Passage section start
Certainly one of the more interesting heroes on the rolls of Medal of Honor recipients was Daniel “Devil Dan” Sickles. He was a lawyer, politician, Civil War general and an ambassador – one of the most admired and reviled men of his time. Sickles was a mix of all that some Americans have admired in their heroes past and present. He was, of course, courageous, but also a gambler in the mode of Maverick, an undercover agent, much enamored of the fairer sex and paramour of a former queen, as per 007.
He was also deadly serious about his honor, as was another hero, Andrew Jackson, who challenged to a duel the most dangerous dueler in the country for dishonoring his wife. He was fully aware that he would be shot, and he was. The bullet missed his heart by a fraction and remained in place the rest of his life. Despite the deadly wound, he stood his ground and killed his adversary. He told his astonished doctor he would have lived long enough to kill his wife’s disparager had he been shot in the head. Lot of honor in the man, as there was in Sickles.
Sickles, despite his reputation as a lady’s man ( he was censored for bringing a known prostitute into Congress), tracked a man who had an affair with his wife through Washington, D.C., and shot him to death in Lafayette Park in the shadow of the White House. The unfortunate adulterer happened to be Philip Key, the son of Francis Scott Key, the author of our National Anthem. In a sensational trial, Sickles was acquitted on the grounds of temporary insanity, a first in legal jurisprudence. It may also have been the first time a member of Congress was tried for murder.
Sickles was hailed as a hero for saving the Washington ladies from the scoundrel Key, described as the handsomest man in Washington. In a surprising display of compassion, or perhaps because of his conscience, Sickles forgave his wife, knowing that the mores of the time denounced her actions as unforgivable and would condemn him for it – which they did.
The compassionate side of Sickles was evident during the war, when he refused to return slaves who escaped to his Union camp. He put some on the payroll and trained others to be soldiers. After the war, he commanded much of the South during reconstruction. In this capacity he outlawed discrimination against Blacks and demanded they be treated fairly. He was sensitive to the rights of the southern farmers and protected their land and wages. He also outlawed whiskey which, considering his reputation, must have been painful.
Passage section end
Stored data section start
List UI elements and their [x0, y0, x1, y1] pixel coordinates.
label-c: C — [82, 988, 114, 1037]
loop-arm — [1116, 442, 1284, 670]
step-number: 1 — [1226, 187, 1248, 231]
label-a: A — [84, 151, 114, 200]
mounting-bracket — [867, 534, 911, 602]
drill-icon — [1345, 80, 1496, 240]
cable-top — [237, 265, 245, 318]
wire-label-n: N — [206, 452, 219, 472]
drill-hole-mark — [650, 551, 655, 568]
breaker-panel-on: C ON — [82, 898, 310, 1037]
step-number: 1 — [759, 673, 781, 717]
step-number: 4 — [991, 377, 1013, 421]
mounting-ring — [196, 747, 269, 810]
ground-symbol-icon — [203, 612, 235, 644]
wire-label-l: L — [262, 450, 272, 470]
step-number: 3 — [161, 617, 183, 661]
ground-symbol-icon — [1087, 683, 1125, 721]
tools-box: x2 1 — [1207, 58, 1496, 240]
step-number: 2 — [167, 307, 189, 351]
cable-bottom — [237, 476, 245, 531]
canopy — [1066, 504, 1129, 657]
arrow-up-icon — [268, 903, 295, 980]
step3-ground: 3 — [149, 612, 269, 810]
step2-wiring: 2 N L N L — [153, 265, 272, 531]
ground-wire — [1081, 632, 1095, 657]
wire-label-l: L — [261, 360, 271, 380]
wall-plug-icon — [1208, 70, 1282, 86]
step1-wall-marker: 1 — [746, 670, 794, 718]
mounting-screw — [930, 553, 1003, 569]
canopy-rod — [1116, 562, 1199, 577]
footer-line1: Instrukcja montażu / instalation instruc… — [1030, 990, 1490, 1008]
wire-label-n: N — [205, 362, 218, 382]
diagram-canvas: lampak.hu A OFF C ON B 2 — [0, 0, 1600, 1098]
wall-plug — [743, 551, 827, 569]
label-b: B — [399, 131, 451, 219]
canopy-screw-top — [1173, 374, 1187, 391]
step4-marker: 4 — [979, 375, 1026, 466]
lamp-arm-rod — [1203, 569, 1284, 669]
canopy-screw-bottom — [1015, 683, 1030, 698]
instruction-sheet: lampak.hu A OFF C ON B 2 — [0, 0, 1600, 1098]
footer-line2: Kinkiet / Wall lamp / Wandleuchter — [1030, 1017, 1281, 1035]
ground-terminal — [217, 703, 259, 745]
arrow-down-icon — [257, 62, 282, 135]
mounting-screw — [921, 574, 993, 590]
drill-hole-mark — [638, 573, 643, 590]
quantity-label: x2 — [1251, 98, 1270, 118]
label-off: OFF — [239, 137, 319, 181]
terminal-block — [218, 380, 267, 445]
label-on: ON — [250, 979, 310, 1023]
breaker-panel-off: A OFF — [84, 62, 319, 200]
Stored data section end
◆ **Assignment**
Reproduce the Daniel Sickles passage word for word, from "The compassionate side" to "have been painful.".

◆ **Response**
The compassionate side of Sickles was evident during the war, when he refused to return slaves who escaped to his Union camp. He put some on the payroll and trained others to be soldiers. After the war, he commanded much of the South during reconstruction. In this capacity he outlawed discrimination against Blacks and demanded they be treated fairly. He was sensitive to the rights of the southern farmers and protected their land and wages. He also outlawed whiskey which, considering his reputation, must have been painful.